» **What to produce**
All entries should be output exactly as they stand.

» **Dataset**

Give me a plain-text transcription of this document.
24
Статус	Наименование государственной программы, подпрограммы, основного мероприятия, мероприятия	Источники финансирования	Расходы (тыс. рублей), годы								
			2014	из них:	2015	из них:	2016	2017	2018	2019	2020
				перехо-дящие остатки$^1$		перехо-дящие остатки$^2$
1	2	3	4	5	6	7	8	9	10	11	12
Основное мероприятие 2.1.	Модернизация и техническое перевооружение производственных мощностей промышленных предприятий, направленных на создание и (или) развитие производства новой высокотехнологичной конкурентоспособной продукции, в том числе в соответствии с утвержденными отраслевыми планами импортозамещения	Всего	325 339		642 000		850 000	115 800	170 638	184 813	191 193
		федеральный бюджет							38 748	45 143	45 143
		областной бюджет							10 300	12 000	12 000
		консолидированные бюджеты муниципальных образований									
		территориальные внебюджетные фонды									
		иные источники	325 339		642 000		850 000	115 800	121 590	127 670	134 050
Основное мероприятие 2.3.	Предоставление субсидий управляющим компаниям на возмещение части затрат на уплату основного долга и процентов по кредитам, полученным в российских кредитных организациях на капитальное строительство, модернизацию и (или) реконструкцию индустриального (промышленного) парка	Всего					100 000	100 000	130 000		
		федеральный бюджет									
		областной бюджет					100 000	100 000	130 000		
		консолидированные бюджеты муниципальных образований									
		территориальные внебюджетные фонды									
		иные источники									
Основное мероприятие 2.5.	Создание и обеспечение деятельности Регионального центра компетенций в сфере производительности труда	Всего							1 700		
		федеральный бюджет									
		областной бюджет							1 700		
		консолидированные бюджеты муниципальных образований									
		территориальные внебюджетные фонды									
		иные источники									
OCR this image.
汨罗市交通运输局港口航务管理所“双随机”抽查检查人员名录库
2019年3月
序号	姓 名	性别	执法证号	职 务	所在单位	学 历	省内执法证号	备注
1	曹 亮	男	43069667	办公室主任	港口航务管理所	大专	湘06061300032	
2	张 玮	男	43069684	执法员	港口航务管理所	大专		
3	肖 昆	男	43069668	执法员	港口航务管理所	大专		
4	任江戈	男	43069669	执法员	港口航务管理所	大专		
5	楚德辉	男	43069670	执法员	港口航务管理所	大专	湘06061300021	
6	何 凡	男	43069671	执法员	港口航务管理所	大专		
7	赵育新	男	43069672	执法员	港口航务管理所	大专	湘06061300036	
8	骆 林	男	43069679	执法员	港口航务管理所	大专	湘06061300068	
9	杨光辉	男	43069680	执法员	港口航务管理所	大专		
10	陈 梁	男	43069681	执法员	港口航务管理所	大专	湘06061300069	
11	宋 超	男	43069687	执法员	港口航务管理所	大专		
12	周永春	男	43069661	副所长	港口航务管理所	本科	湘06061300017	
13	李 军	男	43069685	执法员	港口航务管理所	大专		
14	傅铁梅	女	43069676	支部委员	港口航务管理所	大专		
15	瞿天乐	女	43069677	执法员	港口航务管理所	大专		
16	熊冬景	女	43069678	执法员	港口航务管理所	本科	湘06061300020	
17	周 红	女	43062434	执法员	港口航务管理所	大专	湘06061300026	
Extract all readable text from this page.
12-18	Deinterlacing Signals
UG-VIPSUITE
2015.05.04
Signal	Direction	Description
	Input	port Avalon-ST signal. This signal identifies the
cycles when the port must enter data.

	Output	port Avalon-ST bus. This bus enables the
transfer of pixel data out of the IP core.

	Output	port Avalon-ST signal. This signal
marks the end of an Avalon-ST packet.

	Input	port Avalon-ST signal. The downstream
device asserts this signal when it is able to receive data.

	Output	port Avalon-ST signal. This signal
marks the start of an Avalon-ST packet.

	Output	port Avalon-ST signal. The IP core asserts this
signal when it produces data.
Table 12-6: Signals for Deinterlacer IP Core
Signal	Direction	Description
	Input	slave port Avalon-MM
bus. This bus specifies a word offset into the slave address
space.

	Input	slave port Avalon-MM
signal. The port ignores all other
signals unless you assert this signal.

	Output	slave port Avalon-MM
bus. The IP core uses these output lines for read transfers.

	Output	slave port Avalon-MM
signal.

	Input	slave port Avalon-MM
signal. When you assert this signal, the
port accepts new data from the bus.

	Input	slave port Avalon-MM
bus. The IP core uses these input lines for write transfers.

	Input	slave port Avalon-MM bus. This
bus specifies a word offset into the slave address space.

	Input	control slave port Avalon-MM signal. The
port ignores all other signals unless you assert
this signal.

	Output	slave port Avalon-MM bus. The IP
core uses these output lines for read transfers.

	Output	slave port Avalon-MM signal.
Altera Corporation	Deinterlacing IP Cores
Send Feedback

» **Correct output**
Give me a plain-text transcription of this document.
24
Статус	Наименование государственной программы, подпрограммы, основного мероприятия, мероприятия	Источники финансирования	Расходы (тыс. рублей), годы								
			2014	из них:	2015	из них:	2016	2017	2018	2019	2020
				перехо-дящие остатки$^1$		перехо-дящие остатки$^2$
1	2	3	4	5	6	7	8	9	10	11	12
Основное мероприятие 2.1.	Модернизация и техническое перевооружение производственных мощностей промышленных предприятий, направленных на создание и (или) развитие производства новой высокотехнологичной конкурентоспособной продукции, в том числе в соответствии с утвержденными отраслевыми планами импортозамещения	Всего	325 339		642 000		850 000	115 800	170 638	184 813	191 193
		федеральный бюджет							38 748	45 143	45 143
		областной бюджет							10 300	12 000	12 000
		консолидированные бюджеты муниципальных образований									
		территориальные внебюджетные фонды									
		иные источники	325 339		642 000		850 000	115 800	121 590	127 670	134 050
Основное мероприятие 2.3.	Предоставление субсидий управляющим компаниям на возмещение части затрат на уплату основного долга и процентов по кредитам, полученным в российских кредитных организациях на капитальное строительство, модернизацию и (или) реконструкцию индустриального (промышленного) парка	Всего					100 000	100 000	130 000		
		федеральный бюджет									
		областной бюджет					100 000	100 000	130 000		
		консолидированные бюджеты муниципальных образований									
		территориальные внебюджетные фонды									
		иные источники									
Основное мероприятие 2.5.	Создание и обеспечение деятельности Регионального центра компетенций в сфере производительности труда	Всего							1 700		
		федеральный бюджет									
		областной бюджет							1 700		
		консолидированные бюджеты муниципальных образований									
		территориальные внебюджетные фонды									
		иные источники									
OCR this image.
汨罗市交通运输局港口航务管理所“双随机”抽查检查人员名录库
2019年3月
序号	姓 名	性别	执法证号	职 务	所在单位	学 历	省内执法证号	备注
1	曹 亮	男	43069667	办公室主任	港口航务管理所	大专	湘06061300032	
2	张 玮	男	43069684	执法员	港口航务管理所	大专		
3	肖 昆	男	43069668	执法员	港口航务管理所	大专		
4	任江戈	男	43069669	执法员	港口航务管理所	大专		
5	楚德辉	男	43069670	执法员	港口航务管理所	大专	湘06061300021	
6	何 凡	男	43069671	执法员	港口航务管理所	大专		
7	赵育新	男	43069672	执法员	港口航务管理所	大专	湘06061300036	
8	骆 林	男	43069679	执法员	港口航务管理所	大专	湘06061300068	
9	杨光辉	男	43069680	执法员	港口航务管理所	大专		
10	陈 梁	男	43069681	执法员	港口航务管理所	大专	湘06061300069	
11	宋 超	男	43069687	执法员	港口航务管理所	大专		
12	周永春	男	43069661	副所长	港口航务管理所	本科	湘06061300017	
13	李 军	男	43069685	执法员	港口航务管理所	大专		
14	傅铁梅	女	43069676	支部委员	港口航务管理所	大专		
15	瞿天乐	女	43069677	执法员	港口航务管理所	大专		
16	熊冬景	女	43069678	执法员	港口航务管理所	本科	湘06061300020	
17	周 红	女	43062434	执法员	港口航务管理所	大专	湘06061300026	
Extract all readable text from this page.
12-18	Deinterlacing Signals
UG-VIPSUITE
2015.05.04
Signal	Direction	Description
	Input	port Avalon-ST signal. This signal identifies the
cycles when the port must enter data.

	Output	port Avalon-ST bus. This bus enables the
transfer of pixel data out of the IP core.

	Output	port Avalon-ST signal. This signal
marks the end of an Avalon-ST packet.

	Input	port Avalon-ST signal. The downstream
device asserts this signal when it is able to receive data.

	Output	port Avalon-ST signal. This signal
marks the start of an Avalon-ST packet.

	Output	port Avalon-ST signal. The IP core asserts this
signal when it produces data.
Table 12-6: Signals for Deinterlacer IP Core
Signal	Direction	Description
	Input	slave port Avalon-MM
bus. This bus specifies a word offset into the slave address
space.

	Input	slave port Avalon-MM
signal. The port ignores all other
signals unless you assert this signal.

	Output	slave port Avalon-MM
bus. The IP core uses these output lines for read transfers.

	Output	slave port Avalon-MM
signal.

	Input	slave port Avalon-MM
signal. When you assert this signal, the
port accepts new data from the bus.

	Input	slave port Avalon-MM
bus. The IP core uses these input lines for write transfers.

	Input	slave port Avalon-MM bus. This
bus specifies a word offset into the slave address space.

	Input	control slave port Avalon-MM signal. The
port ignores all other signals unless you assert
this signal.

	Output	slave port Avalon-MM bus. The IP
core uses these output lines for read transfers.

	Output	slave port Avalon-MM signal.
Altera Corporation	Deinterlacing IP Cores
Send Feedback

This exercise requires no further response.